■ Work required:
Transcribe each line of the records below exactly, excluding any embedded images.
[begin Supplied records]
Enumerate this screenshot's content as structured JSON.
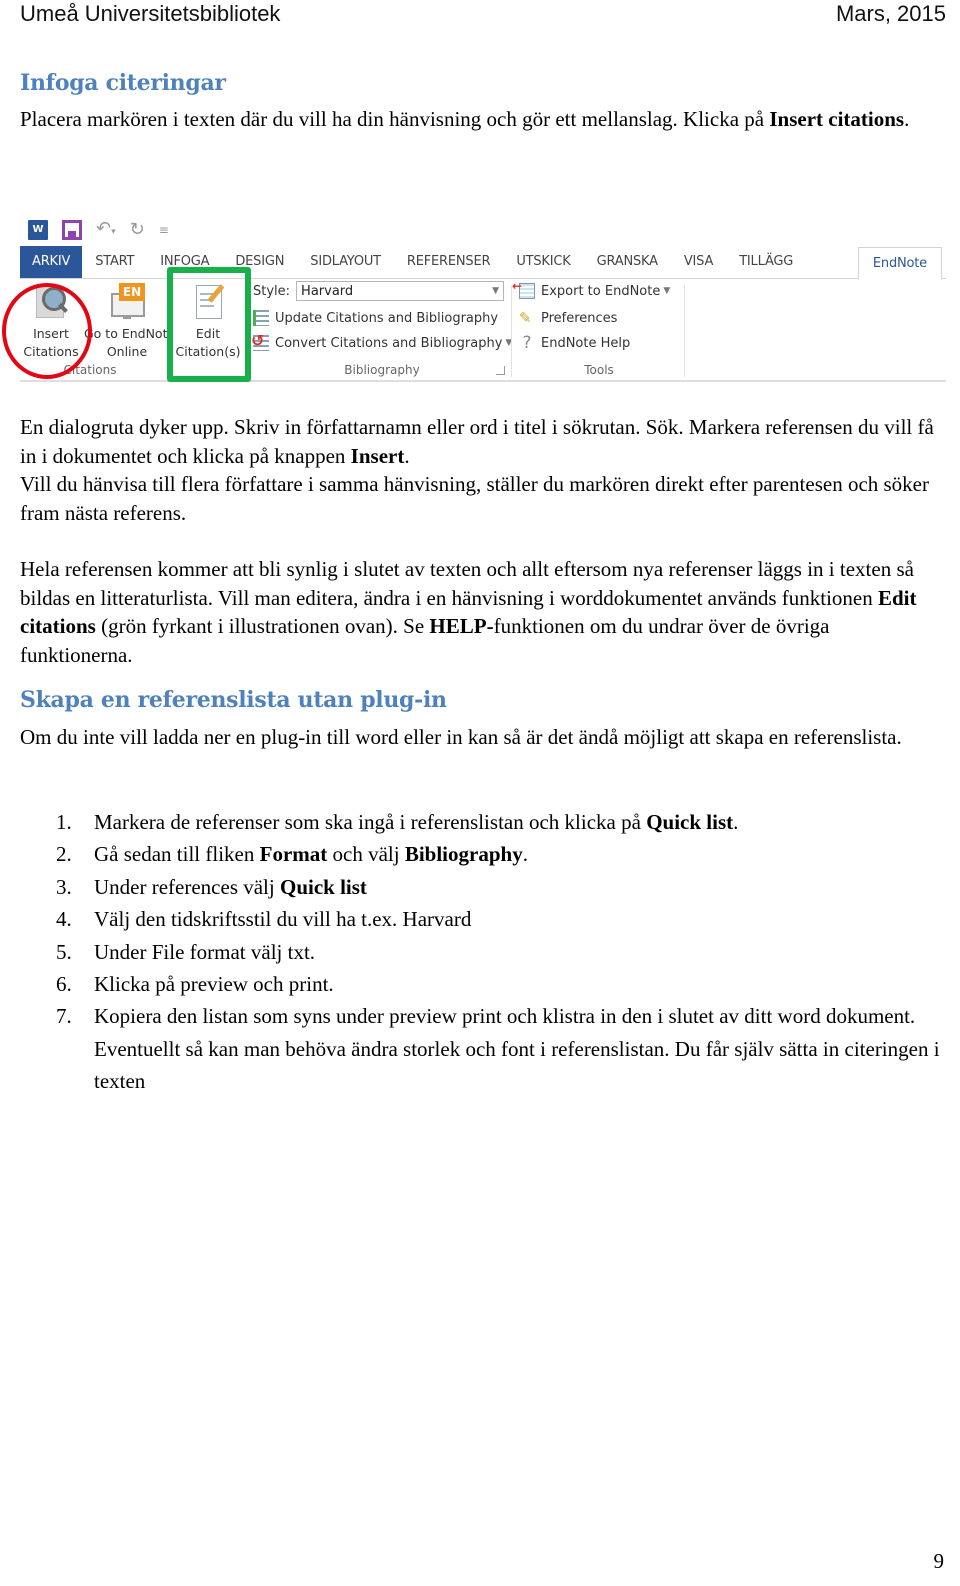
{
  "header": {
    "left": "Umeå Universitetsbibliotek",
    "right": "Mars, 2015"
  },
  "section1": {
    "heading": "Infoga citeringar",
    "intro": {
      "text": "Placera markören i texten där du vill ha din hänvisning och gör ett mellanslag. Klicka på ",
      "bold": "Insert citations",
      "end": "."
    }
  },
  "ribbon": {
    "quick_access": {
      "app_icon": "word-icon",
      "save_icon": "save-icon",
      "undo_icon": "undo-icon",
      "redo_icon": "redo-icon",
      "customize_icon": "customize-qat-icon"
    },
    "tabs": [
      {
        "label": "ARKIV"
      },
      {
        "label": "START"
      },
      {
        "label": "INFOGA"
      },
      {
        "label": "DESIGN"
      },
      {
        "label": "SIDLAYOUT"
      },
      {
        "label": "REFERENSER"
      },
      {
        "label": "UTSKICK"
      },
      {
        "label": "GRANSKA"
      },
      {
        "label": "VISA"
      },
      {
        "label": "TILLÄGG"
      },
      {
        "label": "EndNote"
      }
    ],
    "active_tab": "EndNote",
    "groups": {
      "citations": {
        "label": "Citations",
        "buttons": [
          {
            "line1": "Insert",
            "line2": "Citations"
          },
          {
            "line1": "Go to EndNote",
            "line2": "Online"
          },
          {
            "line1": "Edit",
            "line2": "Citation(s)"
          }
        ]
      },
      "bibliography": {
        "label": "Bibliography",
        "style_label": "Style:",
        "style_value": "Harvard",
        "update": "Update Citations and Bibliography",
        "convert": "Convert Citations and Bibliography"
      },
      "tools": {
        "label": "Tools",
        "export": "Export to EndNote",
        "preferences": "Preferences",
        "help": "EndNote Help"
      }
    },
    "annotation_colors": {
      "red_circle": "#e30613",
      "green_box": "#19b04b"
    }
  },
  "para_dialog": {
    "line1": "En dialogruta dyker upp. Skriv in författarnamn eller ord i titel i sökrutan. Sök. Markera referensen du vill få in i dokumentet och klicka på knappen ",
    "bold": "Insert",
    "end": ".",
    "line2": "Vill du hänvisa till flera författare i samma hänvisning, ställer du markören direkt efter parentesen och söker fram nästa referens."
  },
  "para_full": {
    "part1": "Hela referensen kommer att bli synlig i slutet av texten och allt eftersom nya referenser läggs in i texten så bildas en litteraturlista. Vill man editera, ändra i en hänvisning i worddokumentet används funktionen ",
    "bold1": "Edit citations",
    "part2": " (grön fyrkant i illustrationen ovan).  Se ",
    "bold2": "HELP-",
    "part3": "funktionen om du undrar över de övriga funktionerna."
  },
  "section2": {
    "heading": "Skapa en referenslista utan plug-in",
    "intro": "Om du inte vill ladda ner en plug-in till word eller in kan så är det ändå möjligt att skapa en referenslista."
  },
  "steps": [
    {
      "num": "1.",
      "a": "Markera de referenser som ska ingå i referenslistan och klicka på ",
      "b": "Quick list",
      "c": "."
    },
    {
      "num": "2.",
      "a": "Gå sedan till fliken ",
      "b": "Format",
      "c": " och välj ",
      "d": "Bibliography",
      "e": "."
    },
    {
      "num": "3.",
      "a": "Under references välj ",
      "b": "Quick list"
    },
    {
      "num": "4.",
      "a": "Välj den tidskriftsstil du vill ha t.ex. Harvard"
    },
    {
      "num": "5.",
      "a": "Under File format välj txt."
    },
    {
      "num": "6.",
      "a": "Klicka på preview och print."
    },
    {
      "num": "7.",
      "a": "Kopiera den listan som syns under preview print och klistra in den i slutet av ditt word dokument. Eventuellt så kan man behöva ändra storlek och font i referenslistan. Du får själv sätta in citeringen i texten"
    }
  ],
  "footer": {
    "page_number": "9"
  }
}
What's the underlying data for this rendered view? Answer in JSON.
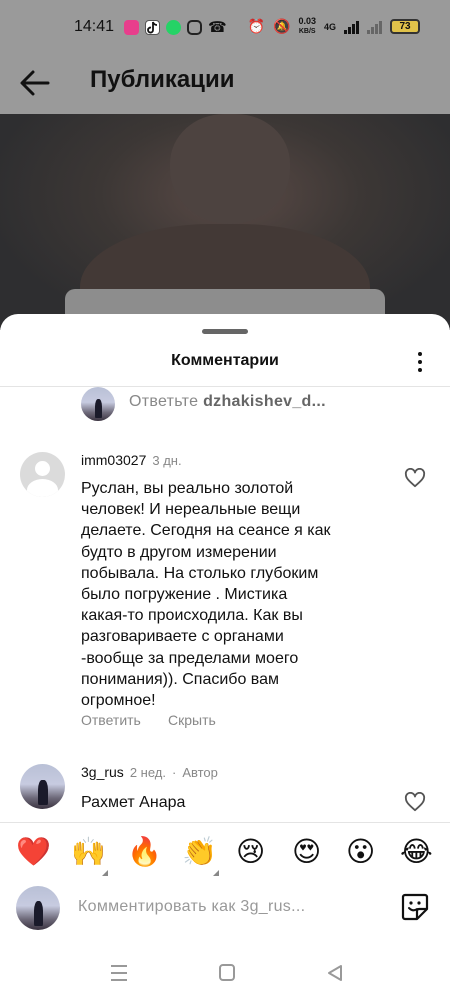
{
  "status_bar": {
    "time": "14:41",
    "net_speed_value": "0.03",
    "net_speed_unit": "KB/S",
    "signal_label": "4G",
    "battery": "73",
    "icons": [
      "instagram-lite-icon",
      "tiktok-icon",
      "whatsapp-icon",
      "instagram-icon",
      "call-icon",
      "alarm-icon",
      "mute-icon"
    ]
  },
  "header": {
    "title": "Публикации"
  },
  "comments_sheet": {
    "title": "Комментарии",
    "reply_to": {
      "prefix": "Ответьте",
      "user": "dzhakishev_d..."
    },
    "comments": [
      {
        "username": "imm03027",
        "time": "3 дн.",
        "badge": "",
        "lines": [
          "Руслан, вы реально золотой",
          "человек!  И нереальные вещи",
          "делаете. Сегодня на сеансе я как",
          "будто в другом измерении",
          "побывала. На столько глубоким",
          "было  погружение . Мистика",
          "какая-то происходила.  Как вы",
          "разговариваете с органами",
          "-вообще за пределами моего",
          "понимания)). Спасибо вам",
          "огромное!"
        ],
        "reply_label": "Ответить",
        "hide_label": "Скрыть"
      },
      {
        "username": "3g_rus",
        "time": "2 нед.",
        "badge": "Автор",
        "text": "Рахмет Анара"
      }
    ]
  },
  "emoji_bar": [
    "❤️",
    "🙌",
    "🔥",
    "👏",
    "😢",
    "😍",
    "😮",
    "😂"
  ],
  "composer": {
    "placeholder": "Комментировать как 3g_rus..."
  }
}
[end Supplied records]
■ Task output:
Enumerate this screenshot's content as structured JSON.
{
  "header": {
    "left": "Umeå Universitetsbibliotek",
    "right": "Mars, 2015"
  },
  "section1": {
    "heading": "Infoga citeringar",
    "intro": {
      "text": "Placera markören i texten där du vill ha din hänvisning och gör ett mellanslag. Klicka på ",
      "bold": "Insert citations",
      "end": "."
    }
  },
  "ribbon": {
    "quick_access": {
      "app_icon": "word-icon",
      "save_icon": "save-icon",
      "undo_icon": "undo-icon",
      "redo_icon": "redo-icon",
      "customize_icon": "customize-qat-icon"
    },
    "tabs": [
      {
        "label": "ARKIV"
      },
      {
        "label": "START"
      },
      {
        "label": "INFOGA"
      },
      {
        "label": "DESIGN"
      },
      {
        "label": "SIDLAYOUT"
      },
      {
        "label": "REFERENSER"
      },
      {
        "label": "UTSKICK"
      },
      {
        "label": "GRANSKA"
      },
      {
        "label": "VISA"
      },
      {
        "label": "TILLÄGG"
      },
      {
        "label": "EndNote"
      }
    ],
    "active_tab": "EndNote",
    "groups": {
      "citations": {
        "label": "Citations",
        "buttons": [
          {
            "line1": "Insert",
            "line2": "Citations"
          },
          {
            "line1": "Go to EndNote",
            "line2": "Online"
          },
          {
            "line1": "Edit",
            "line2": "Citation(s)"
          }
        ]
      },
      "bibliography": {
        "label": "Bibliography",
        "style_label": "Style:",
        "style_value": "Harvard",
        "update": "Update Citations and Bibliography",
        "convert": "Convert Citations and Bibliography"
      },
      "tools": {
        "label": "Tools",
        "export": "Export to EndNote",
        "preferences": "Preferences",
        "help": "EndNote Help"
      }
    },
    "annotation_colors": {
      "red_circle": "#e30613",
      "green_box": "#19b04b"
    }
  },
  "para_dialog": {
    "line1": "En dialogruta dyker upp. Skriv in författarnamn eller ord i titel i sökrutan. Sök. Markera referensen du vill få in i dokumentet och klicka på knappen ",
    "bold": "Insert",
    "end": ".",
    "line2": "Vill du hänvisa till flera författare i samma hänvisning, ställer du markören direkt efter parentesen och söker fram nästa referens."
  },
  "para_full": {
    "part1": "Hela referensen kommer att bli synlig i slutet av texten och allt eftersom nya referenser läggs in i texten så bildas en litteraturlista. Vill man editera, ändra i en hänvisning i worddokumentet används funktionen ",
    "bold1": "Edit citations",
    "part2": " (grön fyrkant i illustrationen ovan).  Se ",
    "bold2": "HELP-",
    "part3": "funktionen om du undrar över de övriga funktionerna."
  },
  "section2": {
    "heading": "Skapa en referenslista utan plug-in",
    "intro": "Om du inte vill ladda ner en plug-in till word eller in kan så är det ändå möjligt att skapa en referenslista."
  },
  "steps": [
    {
      "num": "1.",
      "a": "Markera de referenser som ska ingå i referenslistan och klicka på ",
      "b": "Quick list",
      "c": "."
    },
    {
      "num": "2.",
      "a": "Gå sedan till fliken ",
      "b": "Format",
      "c": " och välj ",
      "d": "Bibliography",
      "e": "."
    },
    {
      "num": "3.",
      "a": "Under references välj ",
      "b": "Quick list"
    },
    {
      "num": "4.",
      "a": "Välj den tidskriftsstil du vill ha t.ex. Harvard"
    },
    {
      "num": "5.",
      "a": "Under File format välj txt."
    },
    {
      "num": "6.",
      "a": "Klicka på preview och print."
    },
    {
      "num": "7.",
      "a": "Kopiera den listan som syns under preview print och klistra in den i slutet av ditt word dokument. Eventuellt så kan man behöva ändra storlek och font i referenslistan. Du får själv sätta in citeringen i texten"
    }
  ],
  "footer": {
    "page_number": "9"
  }
}
What's the underlying data for this rendered view? Answer in JSON.
{
  "status_bar": {
    "time": "14:41",
    "net_speed_value": "0.03",
    "net_speed_unit": "KB/S",
    "signal_label": "4G",
    "battery": "73",
    "icons": [
      "instagram-lite-icon",
      "tiktok-icon",
      "whatsapp-icon",
      "instagram-icon",
      "call-icon",
      "alarm-icon",
      "mute-icon"
    ]
  },
  "header": {
    "title": "Публикации"
  },
  "comments_sheet": {
    "title": "Комментарии",
    "reply_to": {
      "prefix": "Ответьте",
      "user": "dzhakishev_d..."
    },
    "comments": [
      {
        "username": "imm03027",
        "time": "3 дн.",
        "badge": "",
        "lines": [
          "Руслан, вы реально золотой",
          "человек!  И нереальные вещи",
          "делаете. Сегодня на сеансе я как",
          "будто в другом измерении",
          "побывала. На столько глубоким",
          "было  погружение . Мистика",
          "какая-то происходила.  Как вы",
          "разговариваете с органами",
          "-вообще за пределами моего",
          "понимания)). Спасибо вам",
          "огромное!"
        ],
        "reply_label": "Ответить",
        "hide_label": "Скрыть"
      },
      {
        "username": "3g_rus",
        "time": "2 нед.",
        "badge": "Автор",
        "text": "Рахмет Анара"
      }
    ]
  },
  "emoji_bar": [
    "❤️",
    "🙌",
    "🔥",
    "👏",
    "😢",
    "😍",
    "😮",
    "😂"
  ],
  "composer": {
    "placeholder": "Комментировать как 3g_rus..."
  }
}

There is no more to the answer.